(Entries with figure data)

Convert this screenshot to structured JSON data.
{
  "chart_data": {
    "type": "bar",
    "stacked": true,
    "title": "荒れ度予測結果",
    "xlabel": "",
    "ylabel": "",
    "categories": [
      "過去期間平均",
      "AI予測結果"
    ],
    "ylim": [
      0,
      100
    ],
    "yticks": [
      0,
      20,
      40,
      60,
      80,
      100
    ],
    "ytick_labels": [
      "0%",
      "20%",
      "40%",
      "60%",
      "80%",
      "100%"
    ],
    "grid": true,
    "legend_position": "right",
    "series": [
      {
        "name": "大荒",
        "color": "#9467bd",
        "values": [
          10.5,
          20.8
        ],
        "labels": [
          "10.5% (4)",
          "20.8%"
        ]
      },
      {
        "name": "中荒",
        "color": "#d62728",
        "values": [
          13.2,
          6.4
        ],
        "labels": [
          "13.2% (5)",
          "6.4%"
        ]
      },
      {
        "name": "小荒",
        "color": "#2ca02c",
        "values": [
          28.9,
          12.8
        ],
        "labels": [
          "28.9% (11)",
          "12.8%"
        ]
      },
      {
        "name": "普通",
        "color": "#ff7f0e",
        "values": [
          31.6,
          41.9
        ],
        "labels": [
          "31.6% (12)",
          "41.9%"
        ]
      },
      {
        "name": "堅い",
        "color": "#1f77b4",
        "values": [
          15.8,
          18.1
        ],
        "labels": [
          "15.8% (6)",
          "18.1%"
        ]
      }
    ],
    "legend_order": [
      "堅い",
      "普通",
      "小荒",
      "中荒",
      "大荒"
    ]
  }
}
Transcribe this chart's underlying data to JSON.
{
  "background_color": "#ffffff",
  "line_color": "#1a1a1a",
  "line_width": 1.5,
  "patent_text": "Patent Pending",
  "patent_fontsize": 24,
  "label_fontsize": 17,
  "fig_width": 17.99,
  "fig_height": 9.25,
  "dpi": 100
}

◆ **EXERCISE OBJECTIVE**
Please restate the records in full, word for word.

◆ **RESULT FOR THIS EXERCISE**
Convert this screenshot to structured JSON data.
{
  "chart_data": {
    "type": "bar",
    "stacked": true,
    "title": "荒れ度予測結果",
    "xlabel": "",
    "ylabel": "",
    "categories": [
      "過去期間平均",
      "AI予測結果"
    ],
    "ylim": [
      0,
      100
    ],
    "yticks": [
      0,
      20,
      40,
      60,
      80,
      100
    ],
    "ytick_labels": [
      "0%",
      "20%",
      "40%",
      "60%",
      "80%",
      "100%"
    ],
    "grid": true,
    "legend_position": "right",
    "series": [
      {
        "name": "大荒",
        "color": "#9467bd",
        "values": [
          10.5,
          20.8
        ],
        "labels": [
          "10.5% (4)",
          "20.8%"
        ]
      },
      {
        "name": "中荒",
        "color": "#d62728",
        "values": [
          13.2,
          6.4
        ],
        "labels": [
          "13.2% (5)",
          "6.4%"
        ]
      },
      {
        "name": "小荒",
        "color": "#2ca02c",
        "values": [
          28.9,
          12.8
        ],
        "labels": [
          "28.9% (11)",
          "12.8%"
        ]
      },
      {
        "name": "普通",
        "color": "#ff7f0e",
        "values": [
          31.6,
          41.9
        ],
        "labels": [
          "31.6% (12)",
          "41.9%"
        ]
      },
      {
        "name": "堅い",
        "color": "#1f77b4",
        "values": [
          15.8,
          18.1
        ],
        "labels": [
          "15.8% (6)",
          "18.1%"
        ]
      }
    ],
    "legend_order": [
      "堅い",
      "普通",
      "小荒",
      "中荒",
      "大荒"
    ]
  }
}
Transcribe this chart's underlying data to JSON.
{
  "background_color": "#ffffff",
  "line_color": "#1a1a1a",
  "line_width": 1.5,
  "patent_text": "Patent Pending",
  "patent_fontsize": 24,
  "label_fontsize": 17,
  "fig_width": 17.99,
  "fig_height": 9.25,
  "dpi": 100
}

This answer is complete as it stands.